(Entries with figure data)
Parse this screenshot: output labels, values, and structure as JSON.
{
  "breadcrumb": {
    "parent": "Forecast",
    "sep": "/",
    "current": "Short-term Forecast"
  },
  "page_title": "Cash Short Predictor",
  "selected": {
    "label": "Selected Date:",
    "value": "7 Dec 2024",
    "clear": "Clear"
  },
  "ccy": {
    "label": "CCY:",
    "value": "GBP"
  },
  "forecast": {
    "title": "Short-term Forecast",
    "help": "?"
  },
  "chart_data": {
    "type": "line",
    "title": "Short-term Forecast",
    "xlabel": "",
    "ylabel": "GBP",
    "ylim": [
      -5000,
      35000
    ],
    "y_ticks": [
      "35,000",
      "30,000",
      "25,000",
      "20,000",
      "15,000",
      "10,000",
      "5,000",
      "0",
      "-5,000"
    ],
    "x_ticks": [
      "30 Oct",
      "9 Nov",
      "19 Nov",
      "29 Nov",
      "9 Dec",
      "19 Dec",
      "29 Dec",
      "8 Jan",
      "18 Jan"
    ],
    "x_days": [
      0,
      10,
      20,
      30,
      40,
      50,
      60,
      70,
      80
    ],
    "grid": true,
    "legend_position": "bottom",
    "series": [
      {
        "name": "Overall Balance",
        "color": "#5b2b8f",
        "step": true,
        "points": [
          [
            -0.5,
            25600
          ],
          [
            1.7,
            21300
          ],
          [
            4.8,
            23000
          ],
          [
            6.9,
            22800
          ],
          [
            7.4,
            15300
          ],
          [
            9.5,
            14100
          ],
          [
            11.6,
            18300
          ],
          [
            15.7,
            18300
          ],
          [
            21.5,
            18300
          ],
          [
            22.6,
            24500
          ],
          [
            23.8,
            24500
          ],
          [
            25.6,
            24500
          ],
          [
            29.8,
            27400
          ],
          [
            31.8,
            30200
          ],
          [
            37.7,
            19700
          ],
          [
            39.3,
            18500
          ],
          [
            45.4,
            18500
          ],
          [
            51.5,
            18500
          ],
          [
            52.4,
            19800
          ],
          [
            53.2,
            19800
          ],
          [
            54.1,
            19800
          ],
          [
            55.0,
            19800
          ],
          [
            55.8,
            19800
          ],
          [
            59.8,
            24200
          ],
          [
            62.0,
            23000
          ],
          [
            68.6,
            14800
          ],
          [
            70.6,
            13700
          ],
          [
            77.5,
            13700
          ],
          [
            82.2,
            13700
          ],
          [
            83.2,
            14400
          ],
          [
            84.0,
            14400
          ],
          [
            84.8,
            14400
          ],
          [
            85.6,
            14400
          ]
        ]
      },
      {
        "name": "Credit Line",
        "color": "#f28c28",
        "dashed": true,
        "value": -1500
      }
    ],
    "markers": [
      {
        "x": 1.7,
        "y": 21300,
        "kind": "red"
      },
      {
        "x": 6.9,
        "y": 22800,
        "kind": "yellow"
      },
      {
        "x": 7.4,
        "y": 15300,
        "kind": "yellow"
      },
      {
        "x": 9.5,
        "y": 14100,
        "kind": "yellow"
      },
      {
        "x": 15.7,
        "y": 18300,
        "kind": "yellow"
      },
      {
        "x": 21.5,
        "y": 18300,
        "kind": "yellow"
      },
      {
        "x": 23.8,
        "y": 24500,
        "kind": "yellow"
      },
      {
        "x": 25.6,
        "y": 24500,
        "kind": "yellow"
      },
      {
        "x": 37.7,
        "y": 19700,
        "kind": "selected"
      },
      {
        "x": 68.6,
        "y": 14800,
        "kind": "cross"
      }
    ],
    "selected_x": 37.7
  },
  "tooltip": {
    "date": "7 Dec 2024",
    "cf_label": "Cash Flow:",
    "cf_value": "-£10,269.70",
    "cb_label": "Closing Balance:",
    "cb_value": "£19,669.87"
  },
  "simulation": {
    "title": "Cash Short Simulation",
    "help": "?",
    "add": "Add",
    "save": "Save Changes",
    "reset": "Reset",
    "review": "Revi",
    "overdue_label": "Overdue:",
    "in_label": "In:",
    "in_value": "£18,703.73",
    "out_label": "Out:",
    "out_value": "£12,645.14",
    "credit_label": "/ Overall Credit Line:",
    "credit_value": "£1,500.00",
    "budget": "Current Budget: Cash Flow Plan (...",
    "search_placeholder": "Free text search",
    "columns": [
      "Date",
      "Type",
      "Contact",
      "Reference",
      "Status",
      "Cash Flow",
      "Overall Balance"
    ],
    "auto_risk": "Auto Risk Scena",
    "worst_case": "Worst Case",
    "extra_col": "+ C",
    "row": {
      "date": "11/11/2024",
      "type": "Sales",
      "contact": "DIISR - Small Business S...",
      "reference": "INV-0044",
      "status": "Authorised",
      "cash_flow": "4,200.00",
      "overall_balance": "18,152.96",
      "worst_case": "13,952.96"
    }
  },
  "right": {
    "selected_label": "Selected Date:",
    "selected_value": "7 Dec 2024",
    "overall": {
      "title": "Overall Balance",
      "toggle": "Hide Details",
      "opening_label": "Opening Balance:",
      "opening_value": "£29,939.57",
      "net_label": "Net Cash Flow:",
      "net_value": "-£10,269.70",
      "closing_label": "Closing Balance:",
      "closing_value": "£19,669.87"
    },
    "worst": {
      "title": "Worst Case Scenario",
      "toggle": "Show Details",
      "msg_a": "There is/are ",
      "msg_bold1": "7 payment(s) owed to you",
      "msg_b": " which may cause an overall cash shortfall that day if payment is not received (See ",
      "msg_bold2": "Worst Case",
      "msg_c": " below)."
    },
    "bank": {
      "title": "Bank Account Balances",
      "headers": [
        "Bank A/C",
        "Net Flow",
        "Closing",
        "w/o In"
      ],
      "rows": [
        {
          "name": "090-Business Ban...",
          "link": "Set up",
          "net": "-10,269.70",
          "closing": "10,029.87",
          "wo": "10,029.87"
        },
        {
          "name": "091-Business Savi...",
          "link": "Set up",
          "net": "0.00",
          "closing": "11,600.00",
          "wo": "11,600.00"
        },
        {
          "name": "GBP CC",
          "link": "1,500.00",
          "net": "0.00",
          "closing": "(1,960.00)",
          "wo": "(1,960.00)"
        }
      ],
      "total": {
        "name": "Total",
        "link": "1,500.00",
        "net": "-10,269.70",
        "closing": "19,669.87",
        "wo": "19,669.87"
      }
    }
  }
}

• Given request: Output all of the data again, exactly.

• Problem solution:
Parse this screenshot: output labels, values, and structure as JSON.
{
  "breadcrumb": {
    "parent": "Forecast",
    "sep": "/",
    "current": "Short-term Forecast"
  },
  "page_title": "Cash Short Predictor",
  "selected": {
    "label": "Selected Date:",
    "value": "7 Dec 2024",
    "clear": "Clear"
  },
  "ccy": {
    "label": "CCY:",
    "value": "GBP"
  },
  "forecast": {
    "title": "Short-term Forecast",
    "help": "?"
  },
  "chart_data": {
    "type": "line",
    "title": "Short-term Forecast",
    "xlabel": "",
    "ylabel": "GBP",
    "ylim": [
      -5000,
      35000
    ],
    "y_ticks": [
      "35,000",
      "30,000",
      "25,000",
      "20,000",
      "15,000",
      "10,000",
      "5,000",
      "0",
      "-5,000"
    ],
    "x_ticks": [
      "30 Oct",
      "9 Nov",
      "19 Nov",
      "29 Nov",
      "9 Dec",
      "19 Dec",
      "29 Dec",
      "8 Jan",
      "18 Jan"
    ],
    "x_days": [
      0,
      10,
      20,
      30,
      40,
      50,
      60,
      70,
      80
    ],
    "grid": true,
    "legend_position": "bottom",
    "series": [
      {
        "name": "Overall Balance",
        "color": "#5b2b8f",
        "step": true,
        "points": [
          [
            -0.5,
            25600
          ],
          [
            1.7,
            21300
          ],
          [
            4.8,
            23000
          ],
          [
            6.9,
            22800
          ],
          [
            7.4,
            15300
          ],
          [
            9.5,
            14100
          ],
          [
            11.6,
            18300
          ],
          [
            15.7,
            18300
          ],
          [
            21.5,
            18300
          ],
          [
            22.6,
            24500
          ],
          [
            23.8,
            24500
          ],
          [
            25.6,
            24500
          ],
          [
            29.8,
            27400
          ],
          [
            31.8,
            30200
          ],
          [
            37.7,
            19700
          ],
          [
            39.3,
            18500
          ],
          [
            45.4,
            18500
          ],
          [
            51.5,
            18500
          ],
          [
            52.4,
            19800
          ],
          [
            53.2,
            19800
          ],
          [
            54.1,
            19800
          ],
          [
            55.0,
            19800
          ],
          [
            55.8,
            19800
          ],
          [
            59.8,
            24200
          ],
          [
            62.0,
            23000
          ],
          [
            68.6,
            14800
          ],
          [
            70.6,
            13700
          ],
          [
            77.5,
            13700
          ],
          [
            82.2,
            13700
          ],
          [
            83.2,
            14400
          ],
          [
            84.0,
            14400
          ],
          [
            84.8,
            14400
          ],
          [
            85.6,
            14400
          ]
        ]
      },
      {
        "name": "Credit Line",
        "color": "#f28c28",
        "dashed": true,
        "value": -1500
      }
    ],
    "markers": [
      {
        "x": 1.7,
        "y": 21300,
        "kind": "red"
      },
      {
        "x": 6.9,
        "y": 22800,
        "kind": "yellow"
      },
      {
        "x": 7.4,
        "y": 15300,
        "kind": "yellow"
      },
      {
        "x": 9.5,
        "y": 14100,
        "kind": "yellow"
      },
      {
        "x": 15.7,
        "y": 18300,
        "kind": "yellow"
      },
      {
        "x": 21.5,
        "y": 18300,
        "kind": "yellow"
      },
      {
        "x": 23.8,
        "y": 24500,
        "kind": "yellow"
      },
      {
        "x": 25.6,
        "y": 24500,
        "kind": "yellow"
      },
      {
        "x": 37.7,
        "y": 19700,
        "kind": "selected"
      },
      {
        "x": 68.6,
        "y": 14800,
        "kind": "cross"
      }
    ],
    "selected_x": 37.7
  },
  "tooltip": {
    "date": "7 Dec 2024",
    "cf_label": "Cash Flow:",
    "cf_value": "-£10,269.70",
    "cb_label": "Closing Balance:",
    "cb_value": "£19,669.87"
  },
  "simulation": {
    "title": "Cash Short Simulation",
    "help": "?",
    "add": "Add",
    "save": "Save Changes",
    "reset": "Reset",
    "review": "Revi",
    "overdue_label": "Overdue:",
    "in_label": "In:",
    "in_value": "£18,703.73",
    "out_label": "Out:",
    "out_value": "£12,645.14",
    "credit_label": "/ Overall Credit Line:",
    "credit_value": "£1,500.00",
    "budget": "Current Budget: Cash Flow Plan (...",
    "search_placeholder": "Free text search",
    "columns": [
      "Date",
      "Type",
      "Contact",
      "Reference",
      "Status",
      "Cash Flow",
      "Overall Balance"
    ],
    "auto_risk": "Auto Risk Scena",
    "worst_case": "Worst Case",
    "extra_col": "+ C",
    "row": {
      "date": "11/11/2024",
      "type": "Sales",
      "contact": "DIISR - Small Business S...",
      "reference": "INV-0044",
      "status": "Authorised",
      "cash_flow": "4,200.00",
      "overall_balance": "18,152.96",
      "worst_case": "13,952.96"
    }
  },
  "right": {
    "selected_label": "Selected Date:",
    "selected_value": "7 Dec 2024",
    "overall": {
      "title": "Overall Balance",
      "toggle": "Hide Details",
      "opening_label": "Opening Balance:",
      "opening_value": "£29,939.57",
      "net_label": "Net Cash Flow:",
      "net_value": "-£10,269.70",
      "closing_label": "Closing Balance:",
      "closing_value": "£19,669.87"
    },
    "worst": {
      "title": "Worst Case Scenario",
      "toggle": "Show Details",
      "msg_a": "There is/are ",
      "msg_bold1": "7 payment(s) owed to you",
      "msg_b": " which may cause an overall cash shortfall that day if payment is not received (See ",
      "msg_bold2": "Worst Case",
      "msg_c": " below)."
    },
    "bank": {
      "title": "Bank Account Balances",
      "headers": [
        "Bank A/C",
        "Net Flow",
        "Closing",
        "w/o In"
      ],
      "rows": [
        {
          "name": "090-Business Ban...",
          "link": "Set up",
          "net": "-10,269.70",
          "closing": "10,029.87",
          "wo": "10,029.87"
        },
        {
          "name": "091-Business Savi...",
          "link": "Set up",
          "net": "0.00",
          "closing": "11,600.00",
          "wo": "11,600.00"
        },
        {
          "name": "GBP CC",
          "link": "1,500.00",
          "net": "0.00",
          "closing": "(1,960.00)",
          "wo": "(1,960.00)"
        }
      ],
      "total": {
        "name": "Total",
        "link": "1,500.00",
        "net": "-10,269.70",
        "closing": "19,669.87",
        "wo": "19,669.87"
      }
    }
  }
}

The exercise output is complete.